*Task:* Copy out the data exactly, leaving the pictures behind.

[Start of Listing]

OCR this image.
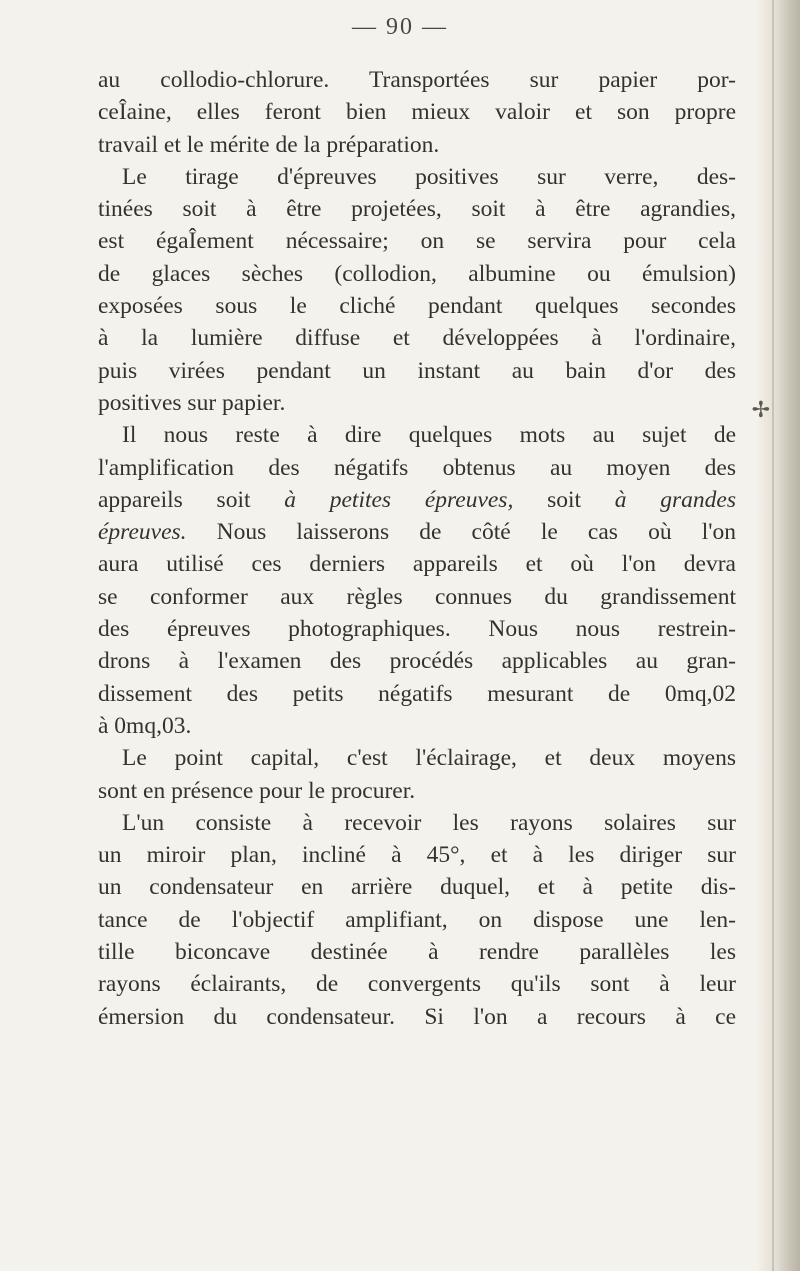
✢
— 90 —
au collodio-chlorure. Transportées sur papier por-
ceÎaine, elles feront bien mieux valoir et son propre
travail et le mérite de la préparation.
Le tirage d'épreuves positives sur verre, des-
tinées soit à être projetées, soit à être agrandies,
est égaÎement nécessaire; on se servira pour cela
de glaces sèches (collodion, albumine ou émulsion)
exposées sous le cliché pendant quelques secondes
à la lumière diffuse et développées à l'ordinaire,
puis virées pendant un instant au bain d'or des
positives sur papier.
Il nous reste à dire quelques mots au sujet de
l'amplification des négatifs obtenus au moyen des
appareils soit à petites épreuves, soit à grandes
épreuves. Nous laisserons de côté le cas où l'on
aura utilisé ces derniers appareils et où l'on devra
se conformer aux règles connues du grandissement
des épreuves photographiques. Nous nous restrein-
drons à l'examen des procédés applicables au gran-
dissement des petits négatifs mesurant de 0mq,02
à 0mq,03.
Le point capital, c'est l'éclairage, et deux moyens
sont en présence pour le procurer.
L'un consiste à recevoir les rayons solaires sur
un miroir plan, incliné à 45°, et à les diriger sur
un condensateur en arrière duquel, et à petite dis-
tance de l'objectif amplifiant, on dispose une len-
tille biconcave destinée à rendre parallèles les
rayons éclairants, de convergents qu'ils sont à leur
émersion du condensateur. Si l'on a recours à ce
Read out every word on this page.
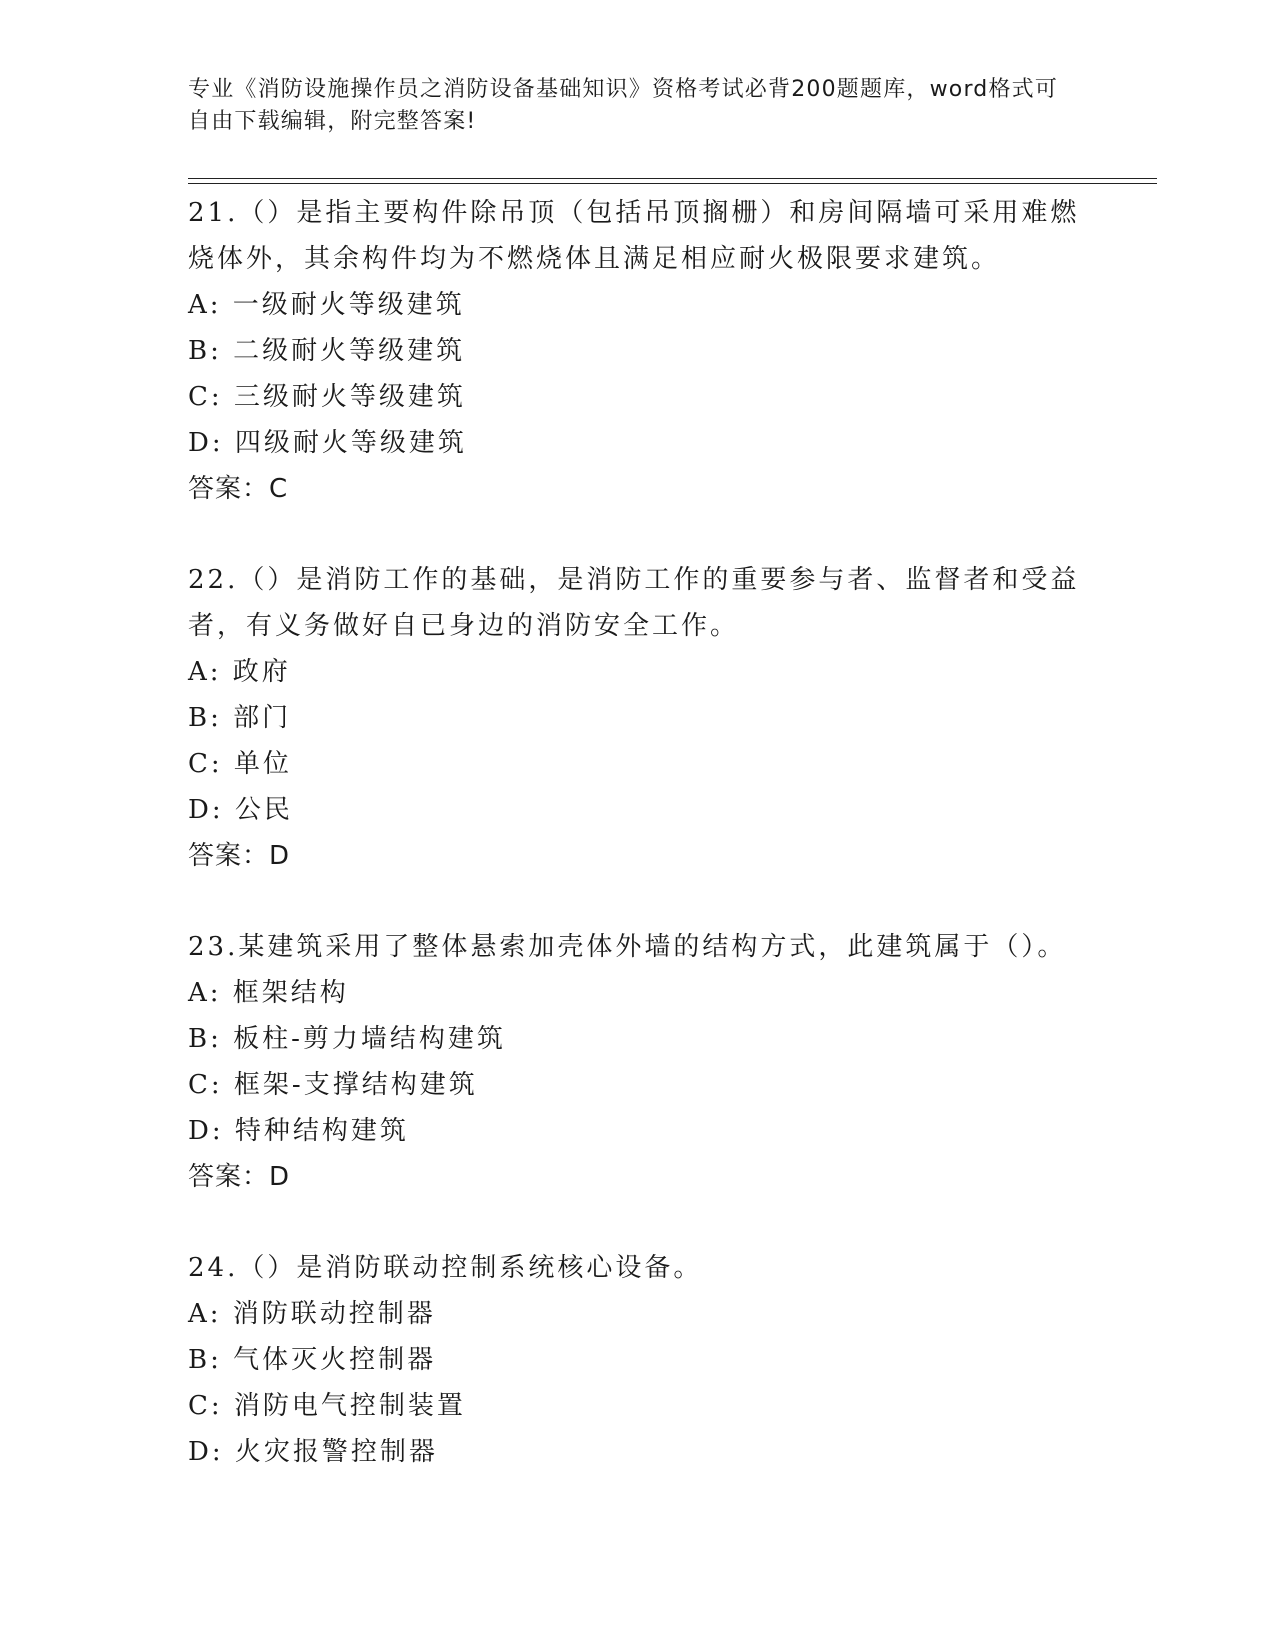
专业《消防设施操作员之消防设备基础知识》资格考试必背200题题库，word格式可自由下载编辑，附完整答案!

21.（）是指主要构件除吊顶（包括吊顶搁栅）和房间隔墙可采用难燃烧体外，其余构件均为不燃烧体且满足相应耐火极限要求建筑。

A: 一级耐火等级建筑

B: 二级耐火等级建筑

C: 三级耐火等级建筑

D: 四级耐火等级建筑

答案：C

22.（）是消防工作的基础，是消防工作的重要参与者、监督者和受益者，有义务做好自已身边的消防安全工作。

A: 政府

B: 部门

C: 单位

D: 公民

答案：D

23.某建筑采用了整体悬索加壳体外墙的结构方式，此建筑属于（）。

A: 框架结构

B: 板柱-剪力墙结构建筑

C: 框架-支撑结构建筑

D: 特种结构建筑

答案：D

24.（）是消防联动控制系统核心设备。

A: 消防联动控制器

B: 气体灭火控制器

C: 消防电气控制装置

D: 火灾报警控制器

[End of Listing]

*Exercise solution:*
OCR this image.
✢
— 90 —
au collodio-chlorure. Transportées sur papier por-
ceÎaine, elles feront bien mieux valoir et son propre
travail et le mérite de la préparation.
Le tirage d'épreuves positives sur verre, des-
tinées soit à être projetées, soit à être agrandies,
est égaÎement nécessaire; on se servira pour cela
de glaces sèches (collodion, albumine ou émulsion)
exposées sous le cliché pendant quelques secondes
à la lumière diffuse et développées à l'ordinaire,
puis virées pendant un instant au bain d'or des
positives sur papier.
Il nous reste à dire quelques mots au sujet de
l'amplification des négatifs obtenus au moyen des
appareils soit à petites épreuves, soit à grandes
épreuves. Nous laisserons de côté le cas où l'on
aura utilisé ces derniers appareils et où l'on devra
se conformer aux règles connues du grandissement
des épreuves photographiques. Nous nous restrein-
drons à l'examen des procédés applicables au gran-
dissement des petits négatifs mesurant de 0mq,02
à 0mq,03.
Le point capital, c'est l'éclairage, et deux moyens
sont en présence pour le procurer.
L'un consiste à recevoir les rayons solaires sur
un miroir plan, incliné à 45°, et à les diriger sur
un condensateur en arrière duquel, et à petite dis-
tance de l'objectif amplifiant, on dispose une len-
tille biconcave destinée à rendre parallèles les
rayons éclairants, de convergents qu'ils sont à leur
émersion du condensateur. Si l'on a recours à ce
Read out every word on this page.
专业《消防设施操作员之消防设备基础知识》资格考试必背200题题库，word格式可自由下载编辑，附完整答案!

21.（）是指主要构件除吊顶（包括吊顶搁栅）和房间隔墙可采用难燃烧体外，其余构件均为不燃烧体且满足相应耐火极限要求建筑。

A: 一级耐火等级建筑

B: 二级耐火等级建筑

C: 三级耐火等级建筑

D: 四级耐火等级建筑

答案：C

22.（）是消防工作的基础，是消防工作的重要参与者、监督者和受益者，有义务做好自已身边的消防安全工作。

A: 政府

B: 部门

C: 单位

D: 公民

答案：D

23.某建筑采用了整体悬索加壳体外墙的结构方式，此建筑属于（）。

A: 框架结构

B: 板柱-剪力墙结构建筑

C: 框架-支撑结构建筑

D: 特种结构建筑

答案：D

24.（）是消防联动控制系统核心设备。

A: 消防联动控制器

B: 气体灭火控制器

C: 消防电气控制装置

D: 火灾报警控制器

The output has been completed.